-- START OF MATERIAL TO PROCESS --
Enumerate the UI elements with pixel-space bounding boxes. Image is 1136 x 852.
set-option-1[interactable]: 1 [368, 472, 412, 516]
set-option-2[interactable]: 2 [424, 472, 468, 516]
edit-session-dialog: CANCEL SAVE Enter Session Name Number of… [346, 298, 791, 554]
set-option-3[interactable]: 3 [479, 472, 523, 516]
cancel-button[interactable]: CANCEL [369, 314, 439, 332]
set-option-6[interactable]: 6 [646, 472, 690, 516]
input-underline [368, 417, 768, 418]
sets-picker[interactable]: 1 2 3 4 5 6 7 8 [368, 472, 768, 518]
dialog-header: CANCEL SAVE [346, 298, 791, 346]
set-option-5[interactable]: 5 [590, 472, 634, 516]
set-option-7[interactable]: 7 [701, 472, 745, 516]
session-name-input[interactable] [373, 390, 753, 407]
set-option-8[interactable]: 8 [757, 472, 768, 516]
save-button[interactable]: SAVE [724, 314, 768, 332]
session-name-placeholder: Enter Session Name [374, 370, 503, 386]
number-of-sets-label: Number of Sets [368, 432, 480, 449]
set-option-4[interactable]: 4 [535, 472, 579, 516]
-- END OF MATERIAL TO PROCESS --
-- START OF MATERIAL TO PROCESS --
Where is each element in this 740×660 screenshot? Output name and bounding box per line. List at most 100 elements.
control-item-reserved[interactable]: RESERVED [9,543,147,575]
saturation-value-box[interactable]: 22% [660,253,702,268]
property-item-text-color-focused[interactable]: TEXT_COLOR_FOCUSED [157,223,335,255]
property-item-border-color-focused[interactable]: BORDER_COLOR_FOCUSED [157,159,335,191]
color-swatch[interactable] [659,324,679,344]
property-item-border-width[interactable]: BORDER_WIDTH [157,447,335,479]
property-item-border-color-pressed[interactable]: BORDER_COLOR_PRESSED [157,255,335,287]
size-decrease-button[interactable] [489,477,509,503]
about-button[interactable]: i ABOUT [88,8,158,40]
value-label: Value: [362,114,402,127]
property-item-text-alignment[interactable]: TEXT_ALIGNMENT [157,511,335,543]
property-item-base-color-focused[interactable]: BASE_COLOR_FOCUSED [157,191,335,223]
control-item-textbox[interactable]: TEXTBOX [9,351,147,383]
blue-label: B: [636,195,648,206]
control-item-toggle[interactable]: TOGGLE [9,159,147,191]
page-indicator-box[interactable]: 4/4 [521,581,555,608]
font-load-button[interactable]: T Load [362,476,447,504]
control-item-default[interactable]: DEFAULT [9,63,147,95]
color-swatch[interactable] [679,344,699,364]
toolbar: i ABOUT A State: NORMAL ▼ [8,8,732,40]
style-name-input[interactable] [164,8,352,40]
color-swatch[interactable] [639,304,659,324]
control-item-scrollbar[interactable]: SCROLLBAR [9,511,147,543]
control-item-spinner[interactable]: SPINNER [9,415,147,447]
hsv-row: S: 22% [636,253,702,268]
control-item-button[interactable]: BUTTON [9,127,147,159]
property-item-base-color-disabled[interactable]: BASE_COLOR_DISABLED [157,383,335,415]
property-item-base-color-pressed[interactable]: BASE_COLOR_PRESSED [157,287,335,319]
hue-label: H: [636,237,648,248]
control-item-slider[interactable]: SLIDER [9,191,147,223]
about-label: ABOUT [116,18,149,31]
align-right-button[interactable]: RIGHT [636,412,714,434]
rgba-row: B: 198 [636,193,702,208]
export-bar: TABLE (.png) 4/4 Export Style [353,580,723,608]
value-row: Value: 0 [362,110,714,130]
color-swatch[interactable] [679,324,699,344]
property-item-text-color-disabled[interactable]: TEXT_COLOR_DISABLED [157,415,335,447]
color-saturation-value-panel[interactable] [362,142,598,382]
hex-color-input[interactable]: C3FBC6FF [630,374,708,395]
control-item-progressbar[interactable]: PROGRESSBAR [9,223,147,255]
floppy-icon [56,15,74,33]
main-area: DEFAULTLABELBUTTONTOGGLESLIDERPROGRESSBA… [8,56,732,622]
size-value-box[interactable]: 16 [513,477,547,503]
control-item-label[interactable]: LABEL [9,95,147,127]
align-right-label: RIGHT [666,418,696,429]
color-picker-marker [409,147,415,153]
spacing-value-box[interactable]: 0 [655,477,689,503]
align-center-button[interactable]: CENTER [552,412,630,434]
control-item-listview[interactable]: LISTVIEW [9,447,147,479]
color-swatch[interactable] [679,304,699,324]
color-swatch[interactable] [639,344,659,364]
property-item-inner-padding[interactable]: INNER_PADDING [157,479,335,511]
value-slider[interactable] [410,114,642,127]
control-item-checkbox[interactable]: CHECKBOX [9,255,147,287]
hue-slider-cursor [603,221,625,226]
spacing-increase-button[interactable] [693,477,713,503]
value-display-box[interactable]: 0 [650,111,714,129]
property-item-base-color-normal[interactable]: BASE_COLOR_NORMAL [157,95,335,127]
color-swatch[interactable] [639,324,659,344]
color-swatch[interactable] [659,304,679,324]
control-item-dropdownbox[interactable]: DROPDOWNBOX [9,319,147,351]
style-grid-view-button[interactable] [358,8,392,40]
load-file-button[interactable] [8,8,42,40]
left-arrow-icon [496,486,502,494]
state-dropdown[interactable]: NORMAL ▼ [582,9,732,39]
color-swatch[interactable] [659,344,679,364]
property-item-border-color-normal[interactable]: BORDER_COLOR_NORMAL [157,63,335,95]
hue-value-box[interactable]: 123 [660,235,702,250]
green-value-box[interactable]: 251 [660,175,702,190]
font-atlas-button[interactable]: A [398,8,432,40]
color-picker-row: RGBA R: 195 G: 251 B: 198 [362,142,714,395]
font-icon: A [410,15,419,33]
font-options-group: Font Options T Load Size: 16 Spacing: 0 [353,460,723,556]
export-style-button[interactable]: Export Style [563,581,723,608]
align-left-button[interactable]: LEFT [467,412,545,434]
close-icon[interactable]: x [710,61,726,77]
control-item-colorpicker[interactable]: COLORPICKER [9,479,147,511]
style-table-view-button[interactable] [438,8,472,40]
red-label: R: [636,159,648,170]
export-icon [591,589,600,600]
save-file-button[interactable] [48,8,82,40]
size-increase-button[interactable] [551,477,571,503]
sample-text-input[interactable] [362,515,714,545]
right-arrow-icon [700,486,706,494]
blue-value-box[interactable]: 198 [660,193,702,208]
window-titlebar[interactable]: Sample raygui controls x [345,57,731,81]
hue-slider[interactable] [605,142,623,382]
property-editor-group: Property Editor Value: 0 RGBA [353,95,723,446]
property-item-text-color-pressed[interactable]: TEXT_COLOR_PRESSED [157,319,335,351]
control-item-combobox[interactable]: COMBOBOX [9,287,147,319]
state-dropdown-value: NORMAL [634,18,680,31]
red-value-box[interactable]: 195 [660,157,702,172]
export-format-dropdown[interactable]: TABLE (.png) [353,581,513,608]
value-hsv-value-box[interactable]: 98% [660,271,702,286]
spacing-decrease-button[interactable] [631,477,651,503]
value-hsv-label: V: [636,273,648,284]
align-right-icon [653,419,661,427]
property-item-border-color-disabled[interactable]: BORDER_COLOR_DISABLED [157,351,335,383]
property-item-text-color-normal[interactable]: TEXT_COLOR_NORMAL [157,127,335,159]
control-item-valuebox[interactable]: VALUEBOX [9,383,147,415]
-- END OF MATERIAL TO PROCESS --
-- START OF MATERIAL TO PROCESS --
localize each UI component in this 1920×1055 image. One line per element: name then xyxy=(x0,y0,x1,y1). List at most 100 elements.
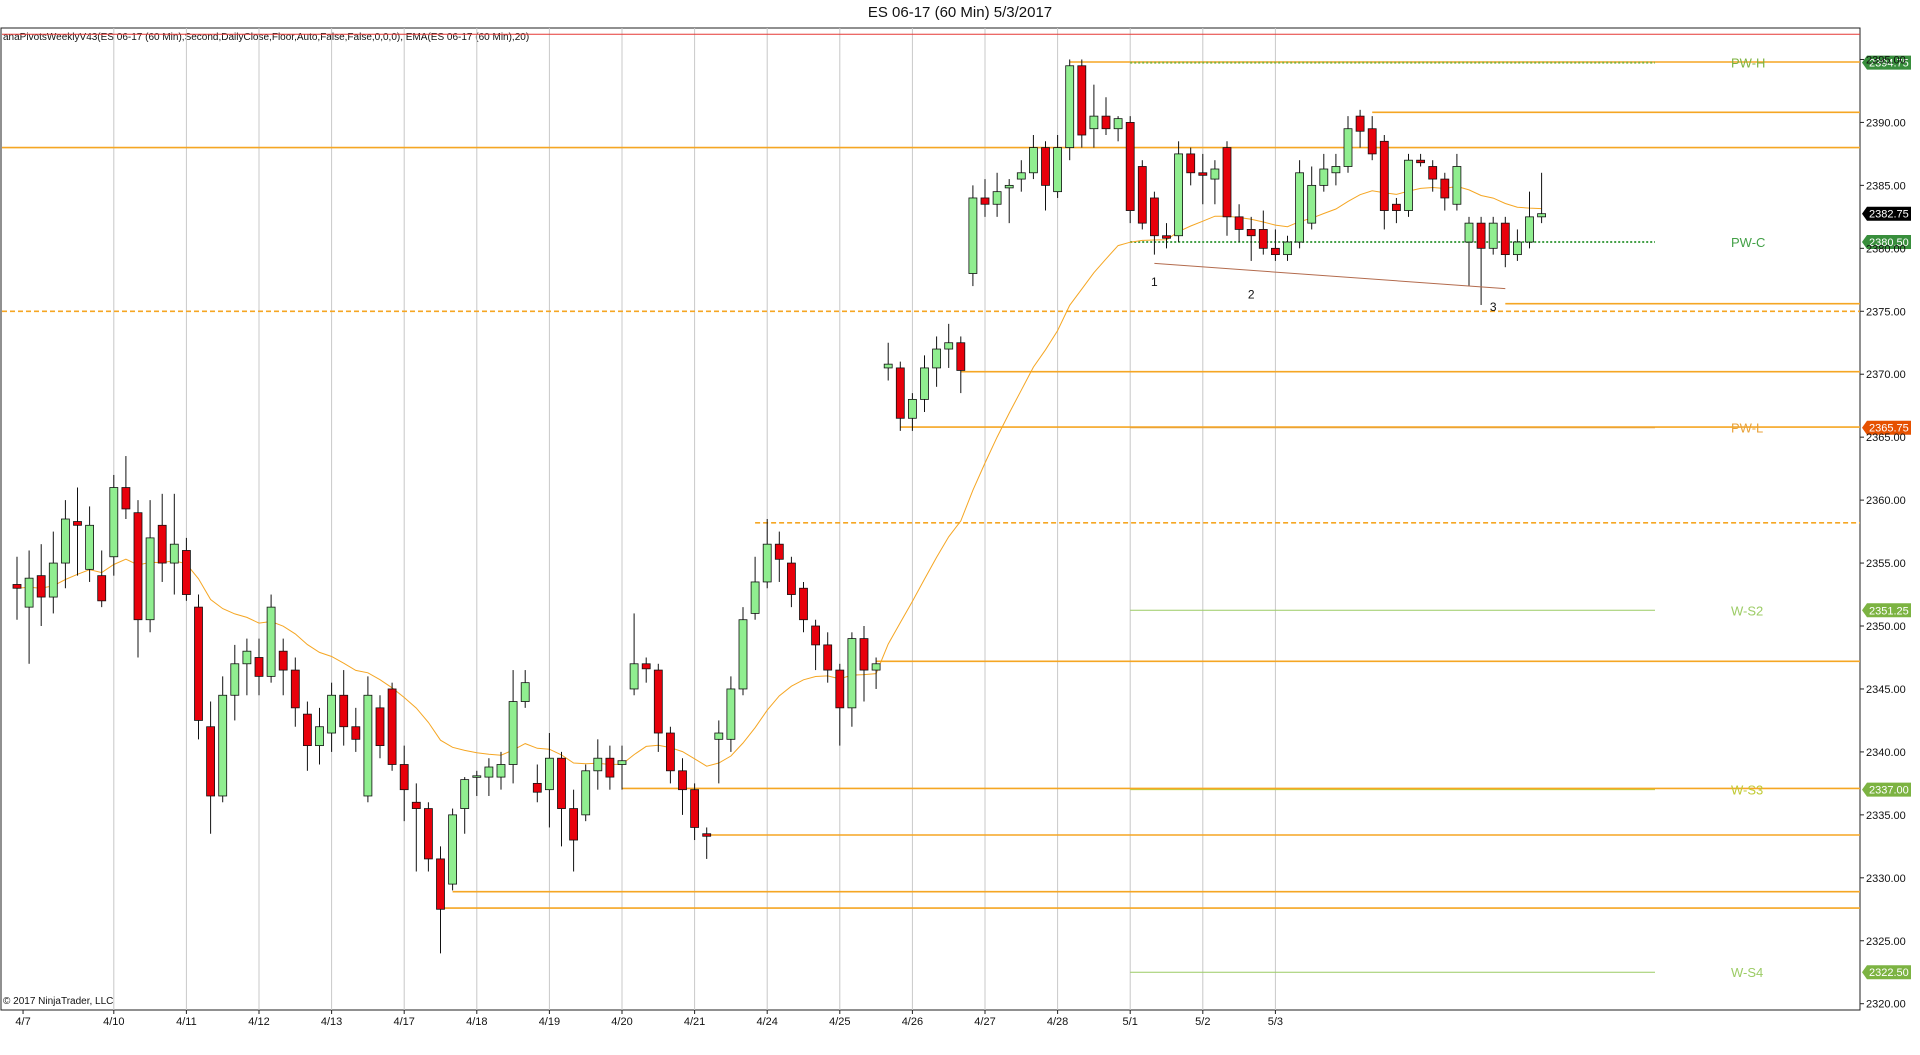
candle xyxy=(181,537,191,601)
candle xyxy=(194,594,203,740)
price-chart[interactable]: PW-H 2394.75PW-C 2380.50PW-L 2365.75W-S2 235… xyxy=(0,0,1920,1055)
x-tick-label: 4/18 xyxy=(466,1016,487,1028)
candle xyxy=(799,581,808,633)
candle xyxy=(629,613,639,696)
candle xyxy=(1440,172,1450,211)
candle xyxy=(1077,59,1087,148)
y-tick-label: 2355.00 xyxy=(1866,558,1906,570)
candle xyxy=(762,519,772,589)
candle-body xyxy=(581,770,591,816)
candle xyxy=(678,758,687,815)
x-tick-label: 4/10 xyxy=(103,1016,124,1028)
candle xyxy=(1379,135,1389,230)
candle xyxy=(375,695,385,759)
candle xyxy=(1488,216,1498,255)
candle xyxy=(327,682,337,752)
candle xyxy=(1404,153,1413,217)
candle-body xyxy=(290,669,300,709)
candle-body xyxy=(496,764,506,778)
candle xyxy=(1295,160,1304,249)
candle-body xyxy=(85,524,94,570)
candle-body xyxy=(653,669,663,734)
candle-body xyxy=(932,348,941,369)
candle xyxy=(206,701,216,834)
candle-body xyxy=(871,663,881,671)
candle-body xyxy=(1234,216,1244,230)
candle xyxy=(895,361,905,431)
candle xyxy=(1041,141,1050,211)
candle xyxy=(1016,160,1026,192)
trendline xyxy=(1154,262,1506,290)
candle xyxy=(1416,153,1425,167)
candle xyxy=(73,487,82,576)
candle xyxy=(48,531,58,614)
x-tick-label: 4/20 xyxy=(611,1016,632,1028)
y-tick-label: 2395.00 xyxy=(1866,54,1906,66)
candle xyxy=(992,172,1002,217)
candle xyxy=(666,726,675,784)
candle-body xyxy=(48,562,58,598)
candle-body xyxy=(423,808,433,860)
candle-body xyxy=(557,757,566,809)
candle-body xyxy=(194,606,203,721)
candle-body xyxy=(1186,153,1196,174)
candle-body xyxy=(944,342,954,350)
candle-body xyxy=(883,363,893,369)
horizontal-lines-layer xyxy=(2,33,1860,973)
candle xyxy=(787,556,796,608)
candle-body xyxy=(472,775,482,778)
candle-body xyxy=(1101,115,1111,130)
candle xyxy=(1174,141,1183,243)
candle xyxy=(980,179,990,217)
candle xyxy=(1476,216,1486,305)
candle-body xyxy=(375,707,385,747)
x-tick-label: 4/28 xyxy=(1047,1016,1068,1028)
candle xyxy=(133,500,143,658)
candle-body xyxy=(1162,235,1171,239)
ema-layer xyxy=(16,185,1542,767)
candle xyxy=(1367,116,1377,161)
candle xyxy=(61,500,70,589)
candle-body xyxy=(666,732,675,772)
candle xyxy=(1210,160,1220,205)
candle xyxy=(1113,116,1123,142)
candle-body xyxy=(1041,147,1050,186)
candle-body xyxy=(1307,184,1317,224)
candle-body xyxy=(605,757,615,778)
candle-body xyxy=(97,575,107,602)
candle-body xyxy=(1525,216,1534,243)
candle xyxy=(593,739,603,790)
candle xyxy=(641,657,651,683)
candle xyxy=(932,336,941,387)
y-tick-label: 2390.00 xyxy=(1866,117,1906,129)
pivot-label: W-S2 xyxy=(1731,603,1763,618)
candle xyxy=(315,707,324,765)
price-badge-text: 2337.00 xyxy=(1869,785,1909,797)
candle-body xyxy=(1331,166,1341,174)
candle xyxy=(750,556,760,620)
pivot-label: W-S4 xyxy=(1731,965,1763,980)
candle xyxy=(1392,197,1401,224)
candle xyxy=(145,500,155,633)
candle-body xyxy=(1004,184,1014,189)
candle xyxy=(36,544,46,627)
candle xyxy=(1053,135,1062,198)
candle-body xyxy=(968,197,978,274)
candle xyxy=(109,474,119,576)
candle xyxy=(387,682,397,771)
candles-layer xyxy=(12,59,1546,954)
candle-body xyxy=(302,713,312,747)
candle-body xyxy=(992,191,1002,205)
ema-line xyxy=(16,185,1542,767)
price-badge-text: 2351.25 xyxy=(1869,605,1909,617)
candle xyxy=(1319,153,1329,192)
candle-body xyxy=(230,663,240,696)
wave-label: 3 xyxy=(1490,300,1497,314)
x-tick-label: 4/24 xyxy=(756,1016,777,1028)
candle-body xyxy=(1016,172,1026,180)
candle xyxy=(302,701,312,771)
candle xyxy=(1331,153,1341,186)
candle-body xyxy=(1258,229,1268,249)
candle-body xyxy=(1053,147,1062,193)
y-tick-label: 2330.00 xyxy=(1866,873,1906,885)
-- END OF MATERIAL TO PROCESS --
● GIVEN TASK
Rename "set-option" to "set-choice" in the data from the line with "Enumerate the UI" up to and including the line with "input-underline [368, 417, 768, 418]". Return only those lines, with everything else left unchanged.

● OUTPUT BELOW
Enumerate the UI elements with pixel-space bounding boxes. Image is 1136 x 852.
set-choice-1[interactable]: 1 [368, 472, 412, 516]
set-choice-2[interactable]: 2 [424, 472, 468, 516]
edit-session-dialog: CANCEL SAVE Enter Session Name Number of… [346, 298, 791, 554]
set-choice-3[interactable]: 3 [479, 472, 523, 516]
cancel-button[interactable]: CANCEL [369, 314, 439, 332]
set-choice-6[interactable]: 6 [646, 472, 690, 516]
input-underline [368, 417, 768, 418]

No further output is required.